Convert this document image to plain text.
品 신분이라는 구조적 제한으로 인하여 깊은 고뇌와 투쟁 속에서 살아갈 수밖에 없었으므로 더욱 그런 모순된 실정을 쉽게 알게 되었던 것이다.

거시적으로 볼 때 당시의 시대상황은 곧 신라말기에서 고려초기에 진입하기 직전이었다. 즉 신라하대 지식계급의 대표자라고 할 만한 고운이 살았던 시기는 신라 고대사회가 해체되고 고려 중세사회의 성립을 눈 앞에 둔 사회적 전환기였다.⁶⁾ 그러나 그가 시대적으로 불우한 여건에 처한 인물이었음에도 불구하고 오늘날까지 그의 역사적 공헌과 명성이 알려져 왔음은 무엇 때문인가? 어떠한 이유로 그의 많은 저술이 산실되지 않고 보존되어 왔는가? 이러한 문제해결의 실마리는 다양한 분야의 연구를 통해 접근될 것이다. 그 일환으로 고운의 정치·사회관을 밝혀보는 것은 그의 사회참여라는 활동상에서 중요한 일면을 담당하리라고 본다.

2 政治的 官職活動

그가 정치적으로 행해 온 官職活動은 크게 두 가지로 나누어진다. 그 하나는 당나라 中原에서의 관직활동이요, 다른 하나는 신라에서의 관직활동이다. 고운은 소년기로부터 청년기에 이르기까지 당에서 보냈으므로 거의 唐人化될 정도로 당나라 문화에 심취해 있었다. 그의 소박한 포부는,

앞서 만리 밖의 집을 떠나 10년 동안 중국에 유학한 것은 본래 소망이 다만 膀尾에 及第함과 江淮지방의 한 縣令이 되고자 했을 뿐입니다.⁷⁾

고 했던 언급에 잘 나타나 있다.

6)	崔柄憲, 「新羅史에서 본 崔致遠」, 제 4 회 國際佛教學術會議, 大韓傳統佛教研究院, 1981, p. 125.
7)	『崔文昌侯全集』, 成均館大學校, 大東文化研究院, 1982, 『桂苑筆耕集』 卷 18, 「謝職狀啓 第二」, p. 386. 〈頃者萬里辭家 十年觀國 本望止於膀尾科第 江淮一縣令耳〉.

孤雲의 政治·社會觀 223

=== What you need to do ===
Repeat the entries above exactly, leaving nothing out.

=== Response ===
Convert this document image to plain text.
品 신분이라는 구조적 제한으로 인하여 깊은 고뇌와 투쟁 속에서 살아갈 수밖에 없었으므로 더욱 그런 모순된 실정을 쉽게 알게 되었던 것이다.

거시적으로 볼 때 당시의 시대상황은 곧 신라말기에서 고려초기에 진입하기 직전이었다. 즉 신라하대 지식계급의 대표자라고 할 만한 고운이 살았던 시기는 신라 고대사회가 해체되고 고려 중세사회의 성립을 눈 앞에 둔 사회적 전환기였다.⁶⁾ 그러나 그가 시대적으로 불우한 여건에 처한 인물이었음에도 불구하고 오늘날까지 그의 역사적 공헌과 명성이 알려져 왔음은 무엇 때문인가? 어떠한 이유로 그의 많은 저술이 산실되지 않고 보존되어 왔는가? 이러한 문제해결의 실마리는 다양한 분야의 연구를 통해 접근될 것이다. 그 일환으로 고운의 정치·사회관을 밝혀보는 것은 그의 사회참여라는 활동상에서 중요한 일면을 담당하리라고 본다.

2 政治的 官職活動

그가 정치적으로 행해 온 官職活動은 크게 두 가지로 나누어진다. 그 하나는 당나라 中原에서의 관직활동이요, 다른 하나는 신라에서의 관직활동이다. 고운은 소년기로부터 청년기에 이르기까지 당에서 보냈으므로 거의 唐人化될 정도로 당나라 문화에 심취해 있었다. 그의 소박한 포부는,

앞서 만리 밖의 집을 떠나 10년 동안 중국에 유학한 것은 본래 소망이 다만 膀尾에 及第함과 江淮지방의 한 縣令이 되고자 했을 뿐입니다.⁷⁾

고 했던 언급에 잘 나타나 있다.

6)	崔柄憲, 「新羅史에서 본 崔致遠」, 제 4 회 國際佛教學術會議, 大韓傳統佛教研究院, 1981, p. 125.
7)	『崔文昌侯全集』, 成均館大學校, 大東文化研究院, 1982, 『桂苑筆耕集』 卷 18, 「謝職狀啓 第二」, p. 386. 〈頃者萬里辭家 十年觀國 本望止於膀尾科第 江淮一縣令耳〉.

孤雲의 政治·社會觀 223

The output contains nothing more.